--- Listing ---

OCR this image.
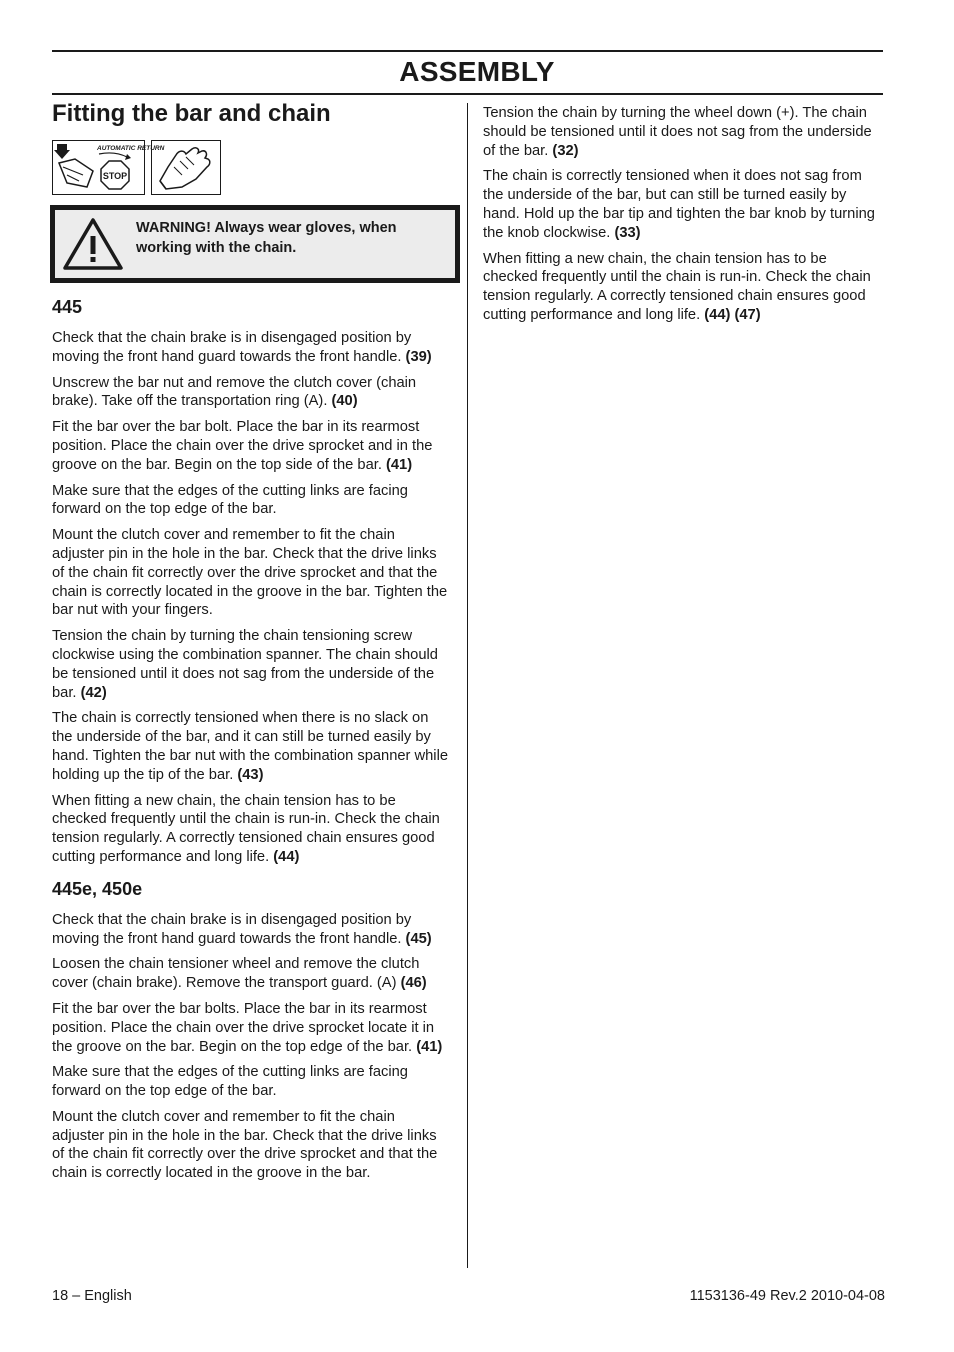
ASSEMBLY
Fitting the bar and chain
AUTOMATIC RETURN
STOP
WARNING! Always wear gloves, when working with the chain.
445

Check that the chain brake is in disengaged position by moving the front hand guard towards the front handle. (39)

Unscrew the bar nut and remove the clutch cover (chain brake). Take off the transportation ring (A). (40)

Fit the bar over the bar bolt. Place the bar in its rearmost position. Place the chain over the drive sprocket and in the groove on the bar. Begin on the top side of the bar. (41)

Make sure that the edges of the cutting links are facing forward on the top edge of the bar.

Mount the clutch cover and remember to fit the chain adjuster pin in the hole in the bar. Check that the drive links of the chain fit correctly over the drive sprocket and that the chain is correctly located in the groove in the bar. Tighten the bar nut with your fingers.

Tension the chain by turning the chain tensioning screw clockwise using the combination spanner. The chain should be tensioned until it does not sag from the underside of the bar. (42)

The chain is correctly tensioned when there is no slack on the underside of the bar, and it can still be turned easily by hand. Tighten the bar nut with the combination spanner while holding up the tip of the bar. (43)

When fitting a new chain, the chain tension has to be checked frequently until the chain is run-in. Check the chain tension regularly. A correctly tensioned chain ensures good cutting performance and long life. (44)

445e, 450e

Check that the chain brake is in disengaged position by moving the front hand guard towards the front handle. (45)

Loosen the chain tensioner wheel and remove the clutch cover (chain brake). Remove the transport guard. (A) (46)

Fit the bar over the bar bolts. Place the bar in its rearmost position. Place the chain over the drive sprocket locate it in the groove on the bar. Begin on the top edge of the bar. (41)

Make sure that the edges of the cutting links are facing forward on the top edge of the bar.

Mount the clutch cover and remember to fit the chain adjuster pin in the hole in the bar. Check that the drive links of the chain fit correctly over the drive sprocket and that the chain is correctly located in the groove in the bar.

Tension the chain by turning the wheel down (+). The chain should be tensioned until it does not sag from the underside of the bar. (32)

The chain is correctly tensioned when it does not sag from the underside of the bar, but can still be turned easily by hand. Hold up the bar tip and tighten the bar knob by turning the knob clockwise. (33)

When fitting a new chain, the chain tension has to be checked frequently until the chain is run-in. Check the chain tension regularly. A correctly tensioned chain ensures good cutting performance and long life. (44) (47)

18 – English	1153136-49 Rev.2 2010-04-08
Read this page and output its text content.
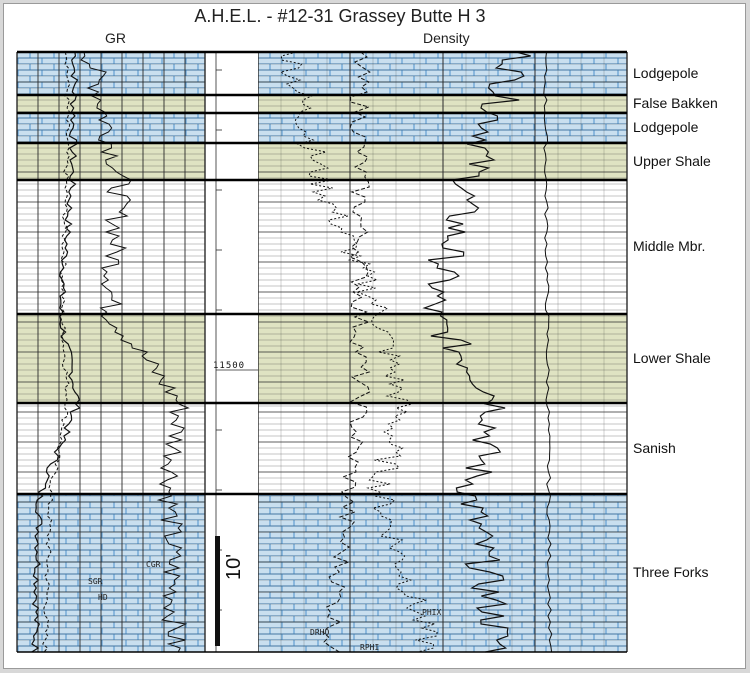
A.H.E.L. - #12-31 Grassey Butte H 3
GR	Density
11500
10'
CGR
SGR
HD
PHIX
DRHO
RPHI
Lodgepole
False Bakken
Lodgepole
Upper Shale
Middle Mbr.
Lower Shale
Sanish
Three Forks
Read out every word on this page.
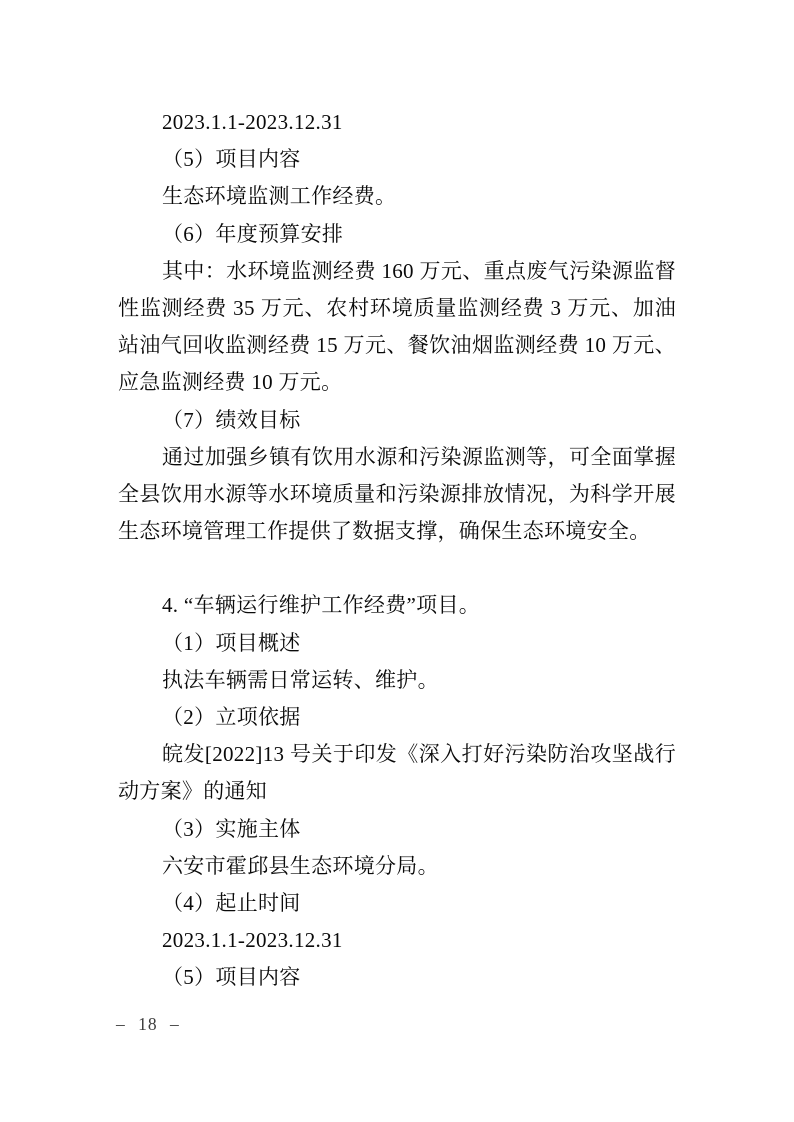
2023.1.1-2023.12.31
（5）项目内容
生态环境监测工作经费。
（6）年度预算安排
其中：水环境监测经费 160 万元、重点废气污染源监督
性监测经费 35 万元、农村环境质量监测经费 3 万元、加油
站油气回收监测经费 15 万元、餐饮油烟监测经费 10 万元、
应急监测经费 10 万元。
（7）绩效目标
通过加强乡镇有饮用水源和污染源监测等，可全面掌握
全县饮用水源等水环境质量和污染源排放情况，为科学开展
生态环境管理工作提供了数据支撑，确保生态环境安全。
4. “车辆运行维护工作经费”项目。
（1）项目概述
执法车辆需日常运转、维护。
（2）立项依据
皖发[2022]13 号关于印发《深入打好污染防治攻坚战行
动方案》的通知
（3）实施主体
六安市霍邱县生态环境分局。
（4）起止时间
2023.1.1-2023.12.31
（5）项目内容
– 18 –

---

## What this task involves
Transcribe the material exactly, and leave out whatever pictures it holds.

## Full answer
OCR this image.
ASSEMBLY
Fitting the bar and chain
AUTOMATIC RETURN
STOP
WARNING! Always wear gloves, when working with the chain.
445

Check that the chain brake is in disengaged position by moving the front hand guard towards the front handle. (39)

Unscrew the bar nut and remove the clutch cover (chain brake). Take off the transportation ring (A). (40)

Fit the bar over the bar bolt. Place the bar in its rearmost position. Place the chain over the drive sprocket and in the groove on the bar. Begin on the top side of the bar. (41)

Make sure that the edges of the cutting links are facing forward on the top edge of the bar.

Mount the clutch cover and remember to fit the chain adjuster pin in the hole in the bar. Check that the drive links of the chain fit correctly over the drive sprocket and that the chain is correctly located in the groove in the bar. Tighten the bar nut with your fingers.

Tension the chain by turning the chain tensioning screw clockwise using the combination spanner. The chain should be tensioned until it does not sag from the underside of the bar. (42)

The chain is correctly tensioned when there is no slack on the underside of the bar, and it can still be turned easily by hand. Tighten the bar nut with the combination spanner while holding up the tip of the bar. (43)

When fitting a new chain, the chain tension has to be checked frequently until the chain is run-in. Check the chain tension regularly. A correctly tensioned chain ensures good cutting performance and long life. (44)

445e, 450e

Check that the chain brake is in disengaged position by moving the front hand guard towards the front handle. (45)

Loosen the chain tensioner wheel and remove the clutch cover (chain brake). Remove the transport guard. (A) (46)

Fit the bar over the bar bolts. Place the bar in its rearmost position. Place the chain over the drive sprocket locate it in the groove on the bar. Begin on the top edge of the bar. (41)

Make sure that the edges of the cutting links are facing forward on the top edge of the bar.

Mount the clutch cover and remember to fit the chain adjuster pin in the hole in the bar. Check that the drive links of the chain fit correctly over the drive sprocket and that the chain is correctly located in the groove in the bar.

Tension the chain by turning the wheel down (+). The chain should be tensioned until it does not sag from the underside of the bar. (32)

The chain is correctly tensioned when it does not sag from the underside of the bar, but can still be turned easily by hand. Hold up the bar tip and tighten the bar knob by turning the knob clockwise. (33)

When fitting a new chain, the chain tension has to be checked frequently until the chain is run-in. Check the chain tension regularly. A correctly tensioned chain ensures good cutting performance and long life. (44) (47)

18 – English	1153136-49 Rev.2 2010-04-08
Read this page and output its text content.
A.H.E.L. - #12-31 Grassey Butte H 3
GR	Density
11500
10'
CGR
SGR
HD
PHIX
DRHO
RPHI
Lodgepole
False Bakken
Lodgepole
Upper Shale
Middle Mbr.
Lower Shale
Sanish
Three Forks
Read out every word on this page.
2023.1.1-2023.12.31
（5）项目内容
生态环境监测工作经费。
（6）年度预算安排
其中：水环境监测经费 160 万元、重点废气污染源监督
性监测经费 35 万元、农村环境质量监测经费 3 万元、加油
站油气回收监测经费 15 万元、餐饮油烟监测经费 10 万元、
应急监测经费 10 万元。
（7）绩效目标
通过加强乡镇有饮用水源和污染源监测等，可全面掌握
全县饮用水源等水环境质量和污染源排放情况，为科学开展
生态环境管理工作提供了数据支撑，确保生态环境安全。
4. “车辆运行维护工作经费”项目。
（1）项目概述
执法车辆需日常运转、维护。
（2）立项依据
皖发[2022]13 号关于印发《深入打好污染防治攻坚战行
动方案》的通知
（3）实施主体
六安市霍邱县生态环境分局。
（4）起止时间
2023.1.1-2023.12.31
（5）项目内容
– 18 –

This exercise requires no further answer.